Exercise materials.
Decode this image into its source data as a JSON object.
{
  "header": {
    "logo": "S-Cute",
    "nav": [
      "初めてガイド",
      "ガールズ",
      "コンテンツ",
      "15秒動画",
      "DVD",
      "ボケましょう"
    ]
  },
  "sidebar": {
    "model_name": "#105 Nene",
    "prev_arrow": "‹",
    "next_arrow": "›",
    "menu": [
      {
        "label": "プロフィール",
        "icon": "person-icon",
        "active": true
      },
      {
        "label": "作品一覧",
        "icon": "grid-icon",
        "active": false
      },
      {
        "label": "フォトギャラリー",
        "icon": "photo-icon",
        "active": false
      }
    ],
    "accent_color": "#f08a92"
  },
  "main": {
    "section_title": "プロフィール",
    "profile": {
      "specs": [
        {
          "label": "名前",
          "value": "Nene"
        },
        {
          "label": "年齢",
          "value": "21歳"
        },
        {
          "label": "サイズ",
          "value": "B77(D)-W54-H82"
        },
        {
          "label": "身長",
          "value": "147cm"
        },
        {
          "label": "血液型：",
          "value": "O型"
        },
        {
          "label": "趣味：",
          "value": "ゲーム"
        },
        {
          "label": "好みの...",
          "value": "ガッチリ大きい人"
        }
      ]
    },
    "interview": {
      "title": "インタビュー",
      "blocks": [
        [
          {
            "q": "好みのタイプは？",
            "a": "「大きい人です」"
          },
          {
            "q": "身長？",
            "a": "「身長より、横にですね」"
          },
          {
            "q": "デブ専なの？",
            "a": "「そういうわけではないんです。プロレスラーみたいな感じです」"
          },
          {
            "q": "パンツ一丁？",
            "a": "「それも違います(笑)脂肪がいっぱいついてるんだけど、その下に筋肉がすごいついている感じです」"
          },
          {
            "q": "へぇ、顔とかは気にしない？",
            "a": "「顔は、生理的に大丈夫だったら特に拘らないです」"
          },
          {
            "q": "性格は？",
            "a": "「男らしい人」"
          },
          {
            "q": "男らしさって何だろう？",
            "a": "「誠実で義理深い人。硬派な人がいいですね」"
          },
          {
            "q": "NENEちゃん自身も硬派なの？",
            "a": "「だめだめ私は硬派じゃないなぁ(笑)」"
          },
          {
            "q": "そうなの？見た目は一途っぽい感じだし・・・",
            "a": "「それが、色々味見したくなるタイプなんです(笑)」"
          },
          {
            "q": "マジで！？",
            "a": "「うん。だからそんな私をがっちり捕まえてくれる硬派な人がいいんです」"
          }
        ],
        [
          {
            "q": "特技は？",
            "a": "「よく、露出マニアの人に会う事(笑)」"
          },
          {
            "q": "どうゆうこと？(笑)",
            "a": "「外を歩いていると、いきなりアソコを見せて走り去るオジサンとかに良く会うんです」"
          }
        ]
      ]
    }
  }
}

Exercise.
Exact copies of all the records are required.

Task answer.
Decode this image into its source data as a JSON object.
{
  "header": {
    "logo": "S-Cute",
    "nav": [
      "初めてガイド",
      "ガールズ",
      "コンテンツ",
      "15秒動画",
      "DVD",
      "ボケましょう"
    ]
  },
  "sidebar": {
    "model_name": "#105 Nene",
    "prev_arrow": "‹",
    "next_arrow": "›",
    "menu": [
      {
        "label": "プロフィール",
        "icon": "person-icon",
        "active": true
      },
      {
        "label": "作品一覧",
        "icon": "grid-icon",
        "active": false
      },
      {
        "label": "フォトギャラリー",
        "icon": "photo-icon",
        "active": false
      }
    ],
    "accent_color": "#f08a92"
  },
  "main": {
    "section_title": "プロフィール",
    "profile": {
      "specs": [
        {
          "label": "名前",
          "value": "Nene"
        },
        {
          "label": "年齢",
          "value": "21歳"
        },
        {
          "label": "サイズ",
          "value": "B77(D)-W54-H82"
        },
        {
          "label": "身長",
          "value": "147cm"
        },
        {
          "label": "血液型：",
          "value": "O型"
        },
        {
          "label": "趣味：",
          "value": "ゲーム"
        },
        {
          "label": "好みの...",
          "value": "ガッチリ大きい人"
        }
      ]
    },
    "interview": {
      "title": "インタビュー",
      "blocks": [
        [
          {
            "q": "好みのタイプは？",
            "a": "「大きい人です」"
          },
          {
            "q": "身長？",
            "a": "「身長より、横にですね」"
          },
          {
            "q": "デブ専なの？",
            "a": "「そういうわけではないんです。プロレスラーみたいな感じです」"
          },
          {
            "q": "パンツ一丁？",
            "a": "「それも違います(笑)脂肪がいっぱいついてるんだけど、その下に筋肉がすごいついている感じです」"
          },
          {
            "q": "へぇ、顔とかは気にしない？",
            "a": "「顔は、生理的に大丈夫だったら特に拘らないです」"
          },
          {
            "q": "性格は？",
            "a": "「男らしい人」"
          },
          {
            "q": "男らしさって何だろう？",
            "a": "「誠実で義理深い人。硬派な人がいいですね」"
          },
          {
            "q": "NENEちゃん自身も硬派なの？",
            "a": "「だめだめ私は硬派じゃないなぁ(笑)」"
          },
          {
            "q": "そうなの？見た目は一途っぽい感じだし・・・",
            "a": "「それが、色々味見したくなるタイプなんです(笑)」"
          },
          {
            "q": "マジで！？",
            "a": "「うん。だからそんな私をがっちり捕まえてくれる硬派な人がいいんです」"
          }
        ],
        [
          {
            "q": "特技は？",
            "a": "「よく、露出マニアの人に会う事(笑)」"
          },
          {
            "q": "どうゆうこと？(笑)",
            "a": "「外を歩いていると、いきなりアソコを見せて走り去るオジサンとかに良く会うんです」"
          }
        ]
      ]
    }
  }
}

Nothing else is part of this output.